— EXERCISE TASK —
Repeat every line below exactly as it reads.

(Dataset records)
%%

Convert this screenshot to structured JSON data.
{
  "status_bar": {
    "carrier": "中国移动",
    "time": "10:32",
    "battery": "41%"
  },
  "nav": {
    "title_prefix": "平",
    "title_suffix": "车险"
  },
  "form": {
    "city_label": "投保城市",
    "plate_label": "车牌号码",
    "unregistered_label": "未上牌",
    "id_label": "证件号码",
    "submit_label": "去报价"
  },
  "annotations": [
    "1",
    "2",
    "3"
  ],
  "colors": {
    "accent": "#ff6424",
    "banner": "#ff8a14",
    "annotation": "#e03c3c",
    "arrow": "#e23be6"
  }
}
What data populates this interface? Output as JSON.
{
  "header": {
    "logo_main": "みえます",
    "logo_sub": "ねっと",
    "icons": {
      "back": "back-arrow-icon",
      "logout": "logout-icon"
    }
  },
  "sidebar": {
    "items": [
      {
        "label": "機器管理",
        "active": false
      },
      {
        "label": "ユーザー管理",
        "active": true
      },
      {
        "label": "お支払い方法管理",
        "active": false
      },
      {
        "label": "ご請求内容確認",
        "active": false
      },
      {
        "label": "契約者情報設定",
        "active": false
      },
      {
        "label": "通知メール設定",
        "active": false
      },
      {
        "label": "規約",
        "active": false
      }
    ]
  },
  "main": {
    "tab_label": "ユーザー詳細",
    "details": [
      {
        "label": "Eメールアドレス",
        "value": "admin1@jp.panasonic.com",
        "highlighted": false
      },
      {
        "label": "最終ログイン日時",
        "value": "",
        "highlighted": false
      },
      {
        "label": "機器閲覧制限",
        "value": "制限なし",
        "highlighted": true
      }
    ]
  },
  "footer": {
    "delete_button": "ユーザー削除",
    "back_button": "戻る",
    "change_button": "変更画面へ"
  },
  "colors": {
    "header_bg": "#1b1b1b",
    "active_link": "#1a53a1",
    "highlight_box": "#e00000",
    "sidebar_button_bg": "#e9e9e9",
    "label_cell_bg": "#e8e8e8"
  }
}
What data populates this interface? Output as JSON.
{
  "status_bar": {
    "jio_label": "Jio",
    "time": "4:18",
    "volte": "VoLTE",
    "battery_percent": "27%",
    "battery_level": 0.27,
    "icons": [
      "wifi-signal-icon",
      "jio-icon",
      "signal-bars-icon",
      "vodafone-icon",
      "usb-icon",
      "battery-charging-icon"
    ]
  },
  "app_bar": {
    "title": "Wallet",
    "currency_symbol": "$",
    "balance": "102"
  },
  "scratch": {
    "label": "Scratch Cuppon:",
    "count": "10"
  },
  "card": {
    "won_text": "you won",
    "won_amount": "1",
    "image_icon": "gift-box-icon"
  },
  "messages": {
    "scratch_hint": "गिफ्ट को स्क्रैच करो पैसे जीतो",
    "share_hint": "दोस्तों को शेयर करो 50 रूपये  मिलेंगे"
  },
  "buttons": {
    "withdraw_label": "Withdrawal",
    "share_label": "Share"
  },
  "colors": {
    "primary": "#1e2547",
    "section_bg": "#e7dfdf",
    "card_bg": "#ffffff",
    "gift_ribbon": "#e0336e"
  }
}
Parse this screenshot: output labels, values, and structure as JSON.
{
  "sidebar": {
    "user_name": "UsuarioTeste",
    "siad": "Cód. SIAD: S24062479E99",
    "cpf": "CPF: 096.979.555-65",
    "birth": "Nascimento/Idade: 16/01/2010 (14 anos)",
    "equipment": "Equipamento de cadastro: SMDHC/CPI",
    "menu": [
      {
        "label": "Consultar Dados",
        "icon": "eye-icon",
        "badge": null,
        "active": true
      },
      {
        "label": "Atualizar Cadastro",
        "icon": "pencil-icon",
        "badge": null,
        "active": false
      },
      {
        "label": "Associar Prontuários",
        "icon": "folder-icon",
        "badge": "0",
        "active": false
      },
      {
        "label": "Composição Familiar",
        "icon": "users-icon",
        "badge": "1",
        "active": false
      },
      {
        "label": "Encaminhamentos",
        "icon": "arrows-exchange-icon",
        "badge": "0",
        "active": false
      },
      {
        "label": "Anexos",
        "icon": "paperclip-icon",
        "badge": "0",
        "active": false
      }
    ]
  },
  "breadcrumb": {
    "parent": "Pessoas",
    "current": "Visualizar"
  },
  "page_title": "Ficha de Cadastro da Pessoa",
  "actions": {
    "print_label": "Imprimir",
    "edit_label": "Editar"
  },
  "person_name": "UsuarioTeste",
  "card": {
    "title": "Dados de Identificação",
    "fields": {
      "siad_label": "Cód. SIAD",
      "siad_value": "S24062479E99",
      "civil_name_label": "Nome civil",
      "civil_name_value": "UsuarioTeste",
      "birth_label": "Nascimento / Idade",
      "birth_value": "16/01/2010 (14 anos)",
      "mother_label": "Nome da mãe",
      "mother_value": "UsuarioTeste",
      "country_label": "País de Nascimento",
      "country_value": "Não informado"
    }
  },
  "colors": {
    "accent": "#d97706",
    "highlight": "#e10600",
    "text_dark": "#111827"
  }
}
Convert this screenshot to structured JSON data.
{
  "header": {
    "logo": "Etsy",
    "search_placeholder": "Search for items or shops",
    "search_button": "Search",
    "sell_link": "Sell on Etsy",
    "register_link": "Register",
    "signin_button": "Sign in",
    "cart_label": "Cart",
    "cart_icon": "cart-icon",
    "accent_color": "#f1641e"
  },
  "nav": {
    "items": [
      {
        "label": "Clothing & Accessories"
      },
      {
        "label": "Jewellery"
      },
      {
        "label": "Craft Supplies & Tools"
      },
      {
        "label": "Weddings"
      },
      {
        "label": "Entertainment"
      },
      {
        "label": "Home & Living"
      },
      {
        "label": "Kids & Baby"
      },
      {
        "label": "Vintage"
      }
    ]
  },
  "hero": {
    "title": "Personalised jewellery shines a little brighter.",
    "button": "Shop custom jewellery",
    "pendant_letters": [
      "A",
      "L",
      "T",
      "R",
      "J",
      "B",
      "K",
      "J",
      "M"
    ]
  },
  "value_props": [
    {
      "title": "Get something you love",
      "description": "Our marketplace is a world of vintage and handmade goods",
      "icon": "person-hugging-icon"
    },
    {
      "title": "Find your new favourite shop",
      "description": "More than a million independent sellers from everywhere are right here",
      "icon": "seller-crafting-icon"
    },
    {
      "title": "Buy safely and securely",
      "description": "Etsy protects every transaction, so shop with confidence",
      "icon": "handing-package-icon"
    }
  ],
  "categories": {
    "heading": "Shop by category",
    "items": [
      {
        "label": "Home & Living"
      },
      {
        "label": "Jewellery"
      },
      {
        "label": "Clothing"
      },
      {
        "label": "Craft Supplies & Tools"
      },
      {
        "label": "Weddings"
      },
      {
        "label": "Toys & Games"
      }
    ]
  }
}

%%

— SOLUTION FOR THIS PROBLEM —
Convert this screenshot to structured JSON data.
{
  "status_bar": {
    "carrier": "中国移动",
    "time": "10:32",
    "battery": "41%"
  },
  "nav": {
    "title_prefix": "平",
    "title_suffix": "车险"
  },
  "form": {
    "city_label": "投保城市",
    "plate_label": "车牌号码",
    "unregistered_label": "未上牌",
    "id_label": "证件号码",
    "submit_label": "去报价"
  },
  "annotations": [
    "1",
    "2",
    "3"
  ],
  "colors": {
    "accent": "#ff6424",
    "banner": "#ff8a14",
    "annotation": "#e03c3c",
    "arrow": "#e23be6"
  }
}
What data populates this interface? Output as JSON.
{
  "header": {
    "logo_main": "みえます",
    "logo_sub": "ねっと",
    "icons": {
      "back": "back-arrow-icon",
      "logout": "logout-icon"
    }
  },
  "sidebar": {
    "items": [
      {
        "label": "機器管理",
        "active": false
      },
      {
        "label": "ユーザー管理",
        "active": true
      },
      {
        "label": "お支払い方法管理",
        "active": false
      },
      {
        "label": "ご請求内容確認",
        "active": false
      },
      {
        "label": "契約者情報設定",
        "active": false
      },
      {
        "label": "通知メール設定",
        "active": false
      },
      {
        "label": "規約",
        "active": false
      }
    ]
  },
  "main": {
    "tab_label": "ユーザー詳細",
    "details": [
      {
        "label": "Eメールアドレス",
        "value": "admin1@jp.panasonic.com",
        "highlighted": false
      },
      {
        "label": "最終ログイン日時",
        "value": "",
        "highlighted": false
      },
      {
        "label": "機器閲覧制限",
        "value": "制限なし",
        "highlighted": true
      }
    ]
  },
  "footer": {
    "delete_button": "ユーザー削除",
    "back_button": "戻る",
    "change_button": "変更画面へ"
  },
  "colors": {
    "header_bg": "#1b1b1b",
    "active_link": "#1a53a1",
    "highlight_box": "#e00000",
    "sidebar_button_bg": "#e9e9e9",
    "label_cell_bg": "#e8e8e8"
  }
}
What data populates this interface? Output as JSON.
{
  "status_bar": {
    "jio_label": "Jio",
    "time": "4:18",
    "volte": "VoLTE",
    "battery_percent": "27%",
    "battery_level": 0.27,
    "icons": [
      "wifi-signal-icon",
      "jio-icon",
      "signal-bars-icon",
      "vodafone-icon",
      "usb-icon",
      "battery-charging-icon"
    ]
  },
  "app_bar": {
    "title": "Wallet",
    "currency_symbol": "$",
    "balance": "102"
  },
  "scratch": {
    "label": "Scratch Cuppon:",
    "count": "10"
  },
  "card": {
    "won_text": "you won",
    "won_amount": "1",
    "image_icon": "gift-box-icon"
  },
  "messages": {
    "scratch_hint": "गिफ्ट को स्क्रैच करो पैसे जीतो",
    "share_hint": "दोस्तों को शेयर करो 50 रूपये  मिलेंगे"
  },
  "buttons": {
    "withdraw_label": "Withdrawal",
    "share_label": "Share"
  },
  "colors": {
    "primary": "#1e2547",
    "section_bg": "#e7dfdf",
    "card_bg": "#ffffff",
    "gift_ribbon": "#e0336e"
  }
}
Parse this screenshot: output labels, values, and structure as JSON.
{
  "sidebar": {
    "user_name": "UsuarioTeste",
    "siad": "Cód. SIAD: S24062479E99",
    "cpf": "CPF: 096.979.555-65",
    "birth": "Nascimento/Idade: 16/01/2010 (14 anos)",
    "equipment": "Equipamento de cadastro: SMDHC/CPI",
    "menu": [
      {
        "label": "Consultar Dados",
        "icon": "eye-icon",
        "badge": null,
        "active": true
      },
      {
        "label": "Atualizar Cadastro",
        "icon": "pencil-icon",
        "badge": null,
        "active": false
      },
      {
        "label": "Associar Prontuários",
        "icon": "folder-icon",
        "badge": "0",
        "active": false
      },
      {
        "label": "Composição Familiar",
        "icon": "users-icon",
        "badge": "1",
        "active": false
      },
      {
        "label": "Encaminhamentos",
        "icon": "arrows-exchange-icon",
        "badge": "0",
        "active": false
      },
      {
        "label": "Anexos",
        "icon": "paperclip-icon",
        "badge": "0",
        "active": false
      }
    ]
  },
  "breadcrumb": {
    "parent": "Pessoas",
    "current": "Visualizar"
  },
  "page_title": "Ficha de Cadastro da Pessoa",
  "actions": {
    "print_label": "Imprimir",
    "edit_label": "Editar"
  },
  "person_name": "UsuarioTeste",
  "card": {
    "title": "Dados de Identificação",
    "fields": {
      "siad_label": "Cód. SIAD",
      "siad_value": "S24062479E99",
      "civil_name_label": "Nome civil",
      "civil_name_value": "UsuarioTeste",
      "birth_label": "Nascimento / Idade",
      "birth_value": "16/01/2010 (14 anos)",
      "mother_label": "Nome da mãe",
      "mother_value": "UsuarioTeste",
      "country_label": "País de Nascimento",
      "country_value": "Não informado"
    }
  },
  "colors": {
    "accent": "#d97706",
    "highlight": "#e10600",
    "text_dark": "#111827"
  }
}
Convert this screenshot to structured JSON data.
{
  "header": {
    "logo": "Etsy",
    "search_placeholder": "Search for items or shops",
    "search_button": "Search",
    "sell_link": "Sell on Etsy",
    "register_link": "Register",
    "signin_button": "Sign in",
    "cart_label": "Cart",
    "cart_icon": "cart-icon",
    "accent_color": "#f1641e"
  },
  "nav": {
    "items": [
      {
        "label": "Clothing & Accessories"
      },
      {
        "label": "Jewellery"
      },
      {
        "label": "Craft Supplies & Tools"
      },
      {
        "label": "Weddings"
      },
      {
        "label": "Entertainment"
      },
      {
        "label": "Home & Living"
      },
      {
        "label": "Kids & Baby"
      },
      {
        "label": "Vintage"
      }
    ]
  },
  "hero": {
    "title": "Personalised jewellery shines a little brighter.",
    "button": "Shop custom jewellery",
    "pendant_letters": [
      "A",
      "L",
      "T",
      "R",
      "J",
      "B",
      "K",
      "J",
      "M"
    ]
  },
  "value_props": [
    {
      "title": "Get something you love",
      "description": "Our marketplace is a world of vintage and handmade goods",
      "icon": "person-hugging-icon"
    },
    {
      "title": "Find your new favourite shop",
      "description": "More than a million independent sellers from everywhere are right here",
      "icon": "seller-crafting-icon"
    },
    {
      "title": "Buy safely and securely",
      "description": "Etsy protects every transaction, so shop with confidence",
      "icon": "handing-package-icon"
    }
  ],
  "categories": {
    "heading": "Shop by category",
    "items": [
      {
        "label": "Home & Living"
      },
      {
        "label": "Jewellery"
      },
      {
        "label": "Clothing"
      },
      {
        "label": "Craft Supplies & Tools"
      },
      {
        "label": "Weddings"
      },
      {
        "label": "Toys & Games"
      }
    ]
  }
}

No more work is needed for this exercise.